**Task goal:** Return the listing below exactly, with the pictures dropped.

-- start of Records for the exercise --

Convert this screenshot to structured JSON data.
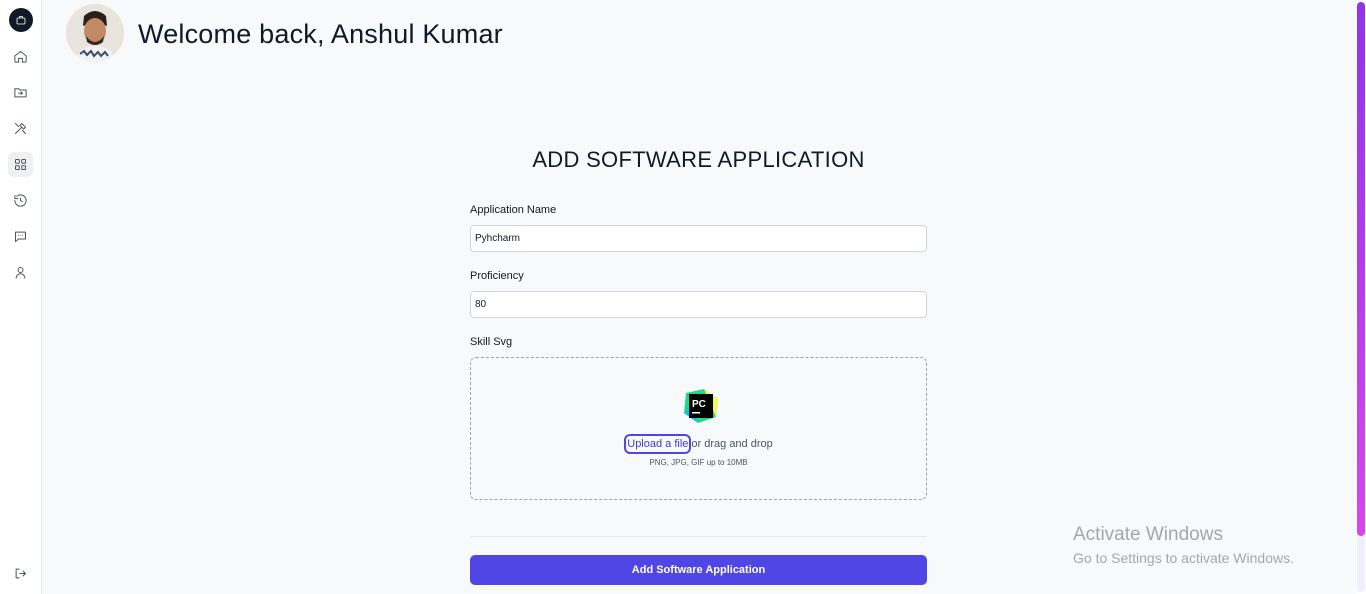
{
  "header": {
    "welcome_text": "Welcome back, Anshul Kumar"
  },
  "sidebar": {
    "items": [
      {
        "name": "home"
      },
      {
        "name": "projects"
      },
      {
        "name": "skills"
      },
      {
        "name": "applications",
        "active": true
      },
      {
        "name": "timeline"
      },
      {
        "name": "messages"
      },
      {
        "name": "account"
      }
    ]
  },
  "form": {
    "title": "ADD SOFTWARE APPLICATION",
    "name_label": "Application Name",
    "name_value": "Pyhcharm",
    "proficiency_label": "Proficiency",
    "proficiency_value": "80",
    "svg_label": "Skill Svg",
    "upload_link": "Upload a file",
    "upload_rest": "or drag and drop",
    "upload_hint": "PNG, JPG, GIF up to 10MB",
    "submit_label": "Add Software Application"
  },
  "watermark": {
    "title": "Activate Windows",
    "subtitle": "Go to Settings to activate Windows."
  },
  "colors": {
    "accent": "#4f46e5",
    "background": "#f8f9fb"
  }
}
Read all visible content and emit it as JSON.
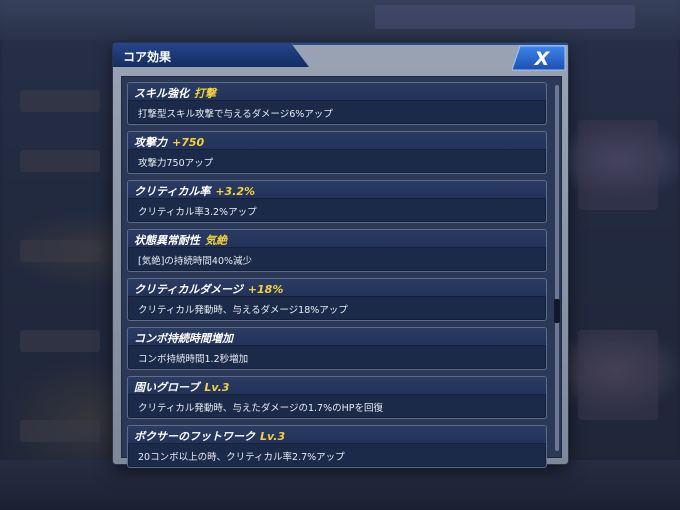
{
  "dialog": {
    "title": "コア効果",
    "close_label": "X"
  },
  "effects": [
    {
      "name": "スキル強化",
      "value": "打撃",
      "description": "打撃型スキル攻撃で与えるダメージ6%アップ"
    },
    {
      "name": "攻撃力",
      "value": "+750",
      "description": "攻撃力750アップ"
    },
    {
      "name": "クリティカル率",
      "value": "+3.2%",
      "description": "クリティカル率3.2%アップ"
    },
    {
      "name": "状態異常耐性",
      "value": "気絶",
      "description": "[気絶]の持続時間40%減少"
    },
    {
      "name": "クリティカルダメージ",
      "value": "+18%",
      "description": "クリティカル発動時、与えるダメージ18%アップ"
    },
    {
      "name": "コンボ持続時間増加",
      "value": "",
      "description": "コンボ持続時間1.2秒増加"
    },
    {
      "name": "固いグローブ",
      "value": "Lv.3",
      "description": "クリティカル発動時、与えたダメージの1.7%のHPを回復"
    },
    {
      "name": "ボクサーのフットワーク",
      "value": "Lv.3",
      "description": "20コンボ以上の時、クリティカル率2.7%アップ"
    }
  ],
  "colors": {
    "accent_value": "#f4d33a",
    "title_bar": "#1b3a7a",
    "close_button": "#2a62c8",
    "card_background": "#1c2a49"
  }
}
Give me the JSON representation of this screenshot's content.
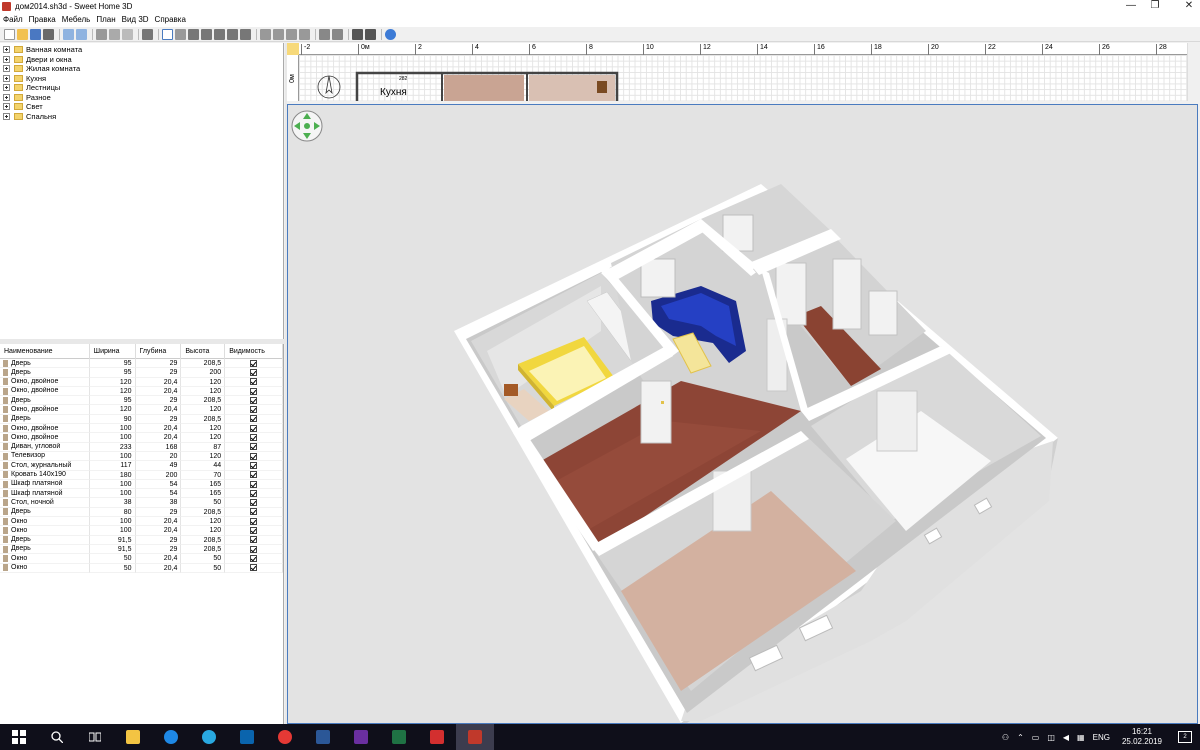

-- end of Records for the exercise --

**Written solution:**
Convert this screenshot to structured JSON data.
{
  "header": {
    "welcome_text": "Welcome back, Anshul Kumar"
  },
  "sidebar": {
    "items": [
      {
        "name": "home"
      },
      {
        "name": "projects"
      },
      {
        "name": "skills"
      },
      {
        "name": "applications",
        "active": true
      },
      {
        "name": "timeline"
      },
      {
        "name": "messages"
      },
      {
        "name": "account"
      }
    ]
  },
  "form": {
    "title": "ADD SOFTWARE APPLICATION",
    "name_label": "Application Name",
    "name_value": "Pyhcharm",
    "proficiency_label": "Proficiency",
    "proficiency_value": "80",
    "svg_label": "Skill Svg",
    "upload_link": "Upload a file",
    "upload_rest": "or drag and drop",
    "upload_hint": "PNG, JPG, GIF up to 10MB",
    "submit_label": "Add Software Application"
  },
  "watermark": {
    "title": "Activate Windows",
    "subtitle": "Go to Settings to activate Windows."
  },
  "colors": {
    "accent": "#4f46e5",
    "background": "#f8f9fb"
  }
}
Read all visible content and emit it as JSON.
{
  "dialog": {
    "title": "コア効果",
    "close_label": "X"
  },
  "effects": [
    {
      "name": "スキル強化",
      "value": "打撃",
      "description": "打撃型スキル攻撃で与えるダメージ6%アップ"
    },
    {
      "name": "攻撃力",
      "value": "+750",
      "description": "攻撃力750アップ"
    },
    {
      "name": "クリティカル率",
      "value": "+3.2%",
      "description": "クリティカル率3.2%アップ"
    },
    {
      "name": "状態異常耐性",
      "value": "気絶",
      "description": "[気絶]の持続時間40%減少"
    },
    {
      "name": "クリティカルダメージ",
      "value": "+18%",
      "description": "クリティカル発動時、与えるダメージ18%アップ"
    },
    {
      "name": "コンボ持続時間増加",
      "value": "",
      "description": "コンボ持続時間1.2秒増加"
    },
    {
      "name": "固いグローブ",
      "value": "Lv.3",
      "description": "クリティカル発動時、与えたダメージの1.7%のHPを回復"
    },
    {
      "name": "ボクサーのフットワーク",
      "value": "Lv.3",
      "description": "20コンボ以上の時、クリティカル率2.7%アップ"
    }
  ],
  "colors": {
    "accent_value": "#f4d33a",
    "title_bar": "#1b3a7a",
    "close_button": "#2a62c8",
    "card_background": "#1c2a49"
  }
}
Give me the JSON representation of this screenshot's content.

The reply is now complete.